### Brief
Update the listing below by replacing every occurrence of "Ellipse shape" with "Oval shape" and changing nothing else. Leave the pictures out of your answer.

Visual layout records:
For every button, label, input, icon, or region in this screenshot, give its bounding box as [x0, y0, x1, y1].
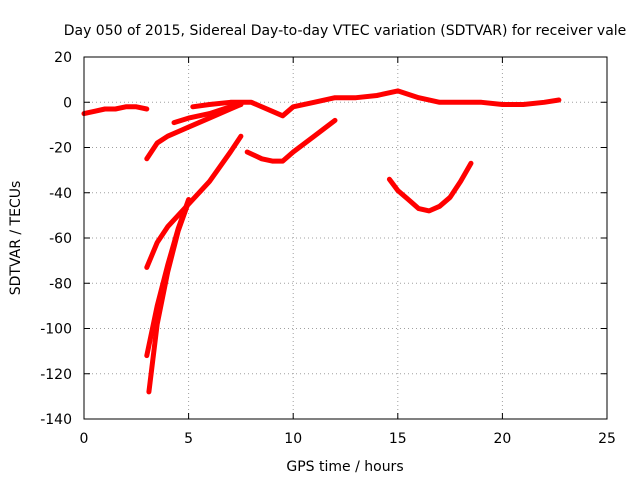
series-line-track-6: [171, 102, 244, 126]
x-tick-label: 25: [598, 431, 616, 447]
series-line-track-3: [144, 133, 244, 270]
x-tick-label: 10: [284, 431, 302, 447]
y-tick-label: -120: [40, 367, 72, 383]
y-tick-label: -100: [40, 322, 72, 338]
series-line-track-9: [386, 160, 474, 214]
y-tick-label: -80: [49, 276, 72, 292]
y-tick-label: -60: [49, 231, 72, 247]
y-tick-label: -40: [49, 186, 72, 202]
x-tick-label: 5: [184, 431, 193, 447]
x-tick-label: 20: [493, 431, 511, 447]
chart-title: Day 050 of 2015, Sidereal Day-to-day VTE…: [64, 23, 627, 39]
series-line-track-1: [81, 104, 150, 117]
y-axis-label: SDTVAR / TECUs: [8, 181, 24, 296]
x-tick-label: 0: [80, 431, 89, 447]
y-tick-label: -140: [40, 412, 72, 428]
x-tick-label: 15: [389, 431, 407, 447]
series-line-track-8: [244, 117, 338, 164]
y-tick-label: -20: [49, 141, 72, 157]
x-axis-label: GPS time / hours: [286, 459, 403, 475]
series-line-track-7: [190, 88, 562, 119]
axis-ticks: 0 5 10 15 20 25 20 0 -20 -40 -60 -80 -100 -120 -140: [40, 50, 616, 447]
plot-area: [81, 88, 562, 395]
y-tick-label: 20: [54, 50, 72, 66]
series-line-track-5: [146, 199, 192, 395]
y-tick-label: 0: [63, 95, 72, 111]
series-line-track-2: [144, 102, 244, 162]
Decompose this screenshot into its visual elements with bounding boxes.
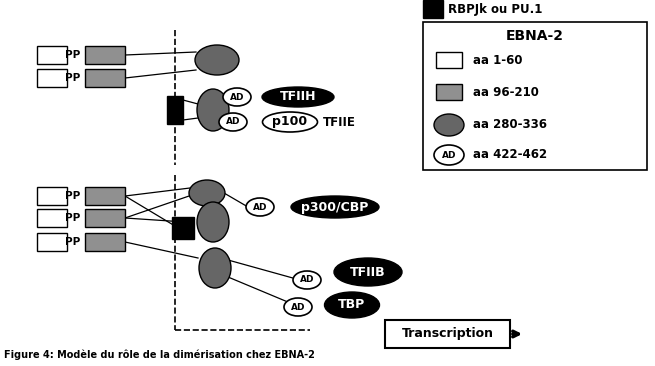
Ellipse shape	[189, 180, 225, 206]
Text: aa 280-336: aa 280-336	[473, 119, 547, 131]
Bar	[85, 209, 125, 227]
Text: PP: PP	[66, 191, 81, 201]
Ellipse shape	[199, 248, 231, 288]
Ellipse shape	[334, 258, 402, 286]
Bar	[85, 69, 125, 87]
Bar	[37, 233, 67, 251]
Text: Figure 4: Modèle du rôle de la dimérisation chez EBNA-2: Figure 4: Modèle du rôle de la dimérisat…	[4, 350, 315, 360]
Ellipse shape	[197, 202, 229, 242]
Ellipse shape	[293, 271, 321, 289]
Bar	[436, 84, 462, 100]
Ellipse shape	[262, 87, 334, 107]
Ellipse shape	[223, 88, 251, 106]
Bar	[37, 69, 67, 87]
Text: PP: PP	[66, 213, 81, 223]
Text: AD: AD	[253, 202, 267, 212]
Text: AD: AD	[291, 303, 305, 311]
Bar	[436, 52, 462, 68]
Text: Transcription: Transcription	[402, 328, 493, 340]
Bar	[37, 187, 67, 205]
Text: PP: PP	[66, 237, 81, 247]
Text: EBNA-2: EBNA-2	[506, 29, 564, 43]
Bar	[85, 187, 125, 205]
Text: TBP: TBP	[339, 299, 365, 311]
Text: TFIIE: TFIIE	[323, 116, 356, 128]
Bar	[423, 0, 443, 18]
Text: PP: PP	[66, 73, 81, 83]
Text: aa 1-60: aa 1-60	[473, 53, 523, 67]
Bar	[423, 22, 647, 170]
Text: AD: AD	[441, 150, 457, 160]
Bar	[37, 209, 67, 227]
Text: AD: AD	[230, 93, 244, 101]
Text: TFIIH: TFIIH	[280, 90, 316, 104]
Text: TFIIB: TFIIB	[350, 265, 386, 279]
Text: aa 96-210: aa 96-210	[473, 86, 539, 98]
Text: p100: p100	[272, 116, 308, 128]
Bar	[385, 320, 510, 348]
Ellipse shape	[434, 145, 464, 165]
Ellipse shape	[434, 114, 464, 136]
Ellipse shape	[195, 45, 239, 75]
Text: RBPJk ou PU.1: RBPJk ou PU.1	[448, 3, 542, 15]
Ellipse shape	[197, 89, 229, 131]
Bar	[37, 46, 67, 64]
Text: AD: AD	[300, 276, 314, 284]
Ellipse shape	[284, 298, 312, 316]
Bar	[85, 46, 125, 64]
Text: AD: AD	[226, 117, 240, 127]
Bar	[167, 96, 183, 124]
Ellipse shape	[263, 112, 318, 132]
Ellipse shape	[219, 113, 247, 131]
Ellipse shape	[324, 292, 379, 318]
Text: PP: PP	[66, 50, 81, 60]
Text: p300/CBP: p300/CBP	[301, 201, 369, 213]
Text: aa 422-462: aa 422-462	[473, 149, 547, 161]
Ellipse shape	[246, 198, 274, 216]
Ellipse shape	[291, 196, 379, 218]
Bar	[85, 233, 125, 251]
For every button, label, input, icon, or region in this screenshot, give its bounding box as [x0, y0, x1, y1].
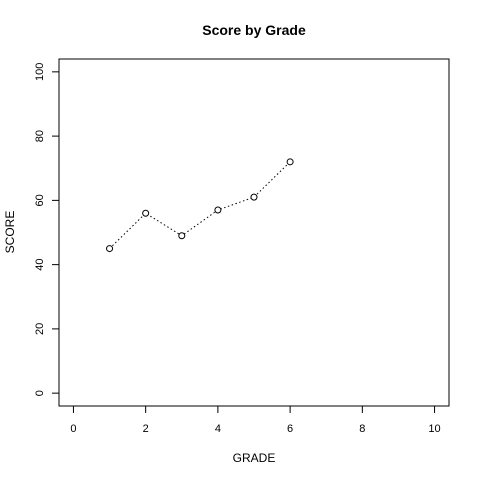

### Answer to this task
For every button, label, input, icon, or region in this screenshot, give its bounding box as [x0, y0, x1, y1].
series-line-track-6: [171, 102, 244, 126]
x-tick-label: 25: [598, 431, 616, 447]
series-line-track-3: [144, 133, 244, 270]
x-tick-label: 10: [284, 431, 302, 447]
y-tick-label: -120: [40, 367, 72, 383]
y-tick-label: -100: [40, 322, 72, 338]
series-line-track-9: [386, 160, 474, 214]
y-tick-label: -80: [49, 276, 72, 292]
y-tick-label: -60: [49, 231, 72, 247]
y-tick-label: -40: [49, 186, 72, 202]
x-tick-label: 5: [184, 431, 193, 447]
x-tick-label: 20: [493, 431, 511, 447]
chart-title: Day 050 of 2015, Sidereal Day-to-day VTE…: [64, 23, 627, 39]
series-line-track-1: [81, 104, 150, 117]
y-axis-label: SDTVAR / TECUs: [8, 181, 24, 296]
x-tick-label: 0: [80, 431, 89, 447]
y-tick-label: -140: [40, 412, 72, 428]
x-tick-label: 15: [389, 431, 407, 447]
series-line-track-8: [244, 117, 338, 164]
y-tick-label: -20: [49, 141, 72, 157]
x-axis-label: GPS time / hours: [286, 459, 403, 475]
series-line-track-7: [190, 88, 562, 119]
axis-ticks: 0 5 10 15 20 25 20 0 -20 -40 -60 -80 -100 -120 -140: [40, 50, 616, 447]
plot-area: [81, 88, 562, 395]
y-tick-label: 20: [54, 50, 72, 66]
series-line-track-5: [146, 199, 192, 395]
y-tick-label: 0: [63, 95, 72, 111]
series-line-track-2: [144, 102, 244, 162]
Decompose this screenshot into its visual elements with bounding boxes.
Oval shape	[189, 180, 225, 206]
Text: aa 280-336: aa 280-336	[473, 119, 547, 131]
Bar	[85, 209, 125, 227]
Text: PP: PP	[66, 191, 81, 201]
Oval shape	[199, 248, 231, 288]
Oval shape	[334, 258, 402, 286]
Bar	[85, 69, 125, 87]
Bar	[37, 233, 67, 251]
Text: Figure 4: Modèle du rôle de la dimérisation chez EBNA-2: Figure 4: Modèle du rôle de la dimérisat…	[4, 350, 315, 360]
Oval shape	[197, 202, 229, 242]
Oval shape	[293, 271, 321, 289]
Bar	[436, 84, 462, 100]
Oval shape	[262, 87, 334, 107]
Oval shape	[223, 88, 251, 106]
Bar	[37, 69, 67, 87]
Text: PP: PP	[66, 213, 81, 223]
Text: AD: AD	[253, 202, 267, 212]
Text: AD: AD	[291, 303, 305, 311]
Bar	[436, 52, 462, 68]
Text: Transcription: Transcription	[402, 328, 493, 340]
Bar	[37, 187, 67, 205]
Text: PP: PP	[66, 237, 81, 247]
Text: EBNA-2: EBNA-2	[506, 29, 564, 43]
Bar	[85, 187, 125, 205]
Text: TBP: TBP	[339, 299, 365, 311]
Text: TFIIE: TFIIE	[323, 116, 356, 128]
Bar	[423, 0, 443, 18]
Text: PP: PP	[66, 73, 81, 83]
Text: aa 1-60: aa 1-60	[473, 53, 523, 67]
Bar	[423, 22, 647, 170]
Text: AD: AD	[441, 150, 457, 160]
Bar	[37, 209, 67, 227]
Text: AD: AD	[230, 93, 244, 101]
Text: TFIIH: TFIIH	[280, 90, 316, 104]
Text: TFIIB: TFIIB	[350, 265, 386, 279]
Text: aa 96-210: aa 96-210	[473, 86, 539, 98]
Text: p100: p100	[272, 116, 308, 128]
Bar	[385, 320, 510, 348]
Oval shape	[434, 145, 464, 165]
Oval shape	[434, 114, 464, 136]
Oval shape	[195, 45, 239, 75]
Text: RBPJk ou PU.1: RBPJk ou PU.1	[448, 3, 542, 15]
Oval shape	[197, 89, 229, 131]
Bar	[37, 46, 67, 64]
Text: AD: AD	[300, 276, 314, 284]
Oval shape	[284, 298, 312, 316]
Bar	[85, 46, 125, 64]
Text: AD: AD	[226, 117, 240, 127]
Bar	[167, 96, 183, 124]
Oval shape	[263, 112, 318, 132]
Oval shape	[219, 113, 247, 131]
Oval shape	[324, 292, 379, 318]
Text: PP: PP	[66, 50, 81, 60]
Text: p300/CBP: p300/CBP	[301, 201, 369, 213]
Text: aa 422-462: aa 422-462	[473, 149, 547, 161]
Oval shape	[246, 198, 274, 216]
Oval shape	[291, 196, 379, 218]
Bar	[85, 233, 125, 251]
For every button, label, input, icon, or region in this screenshot, give its bounding box as [x0, y0, x1, y1].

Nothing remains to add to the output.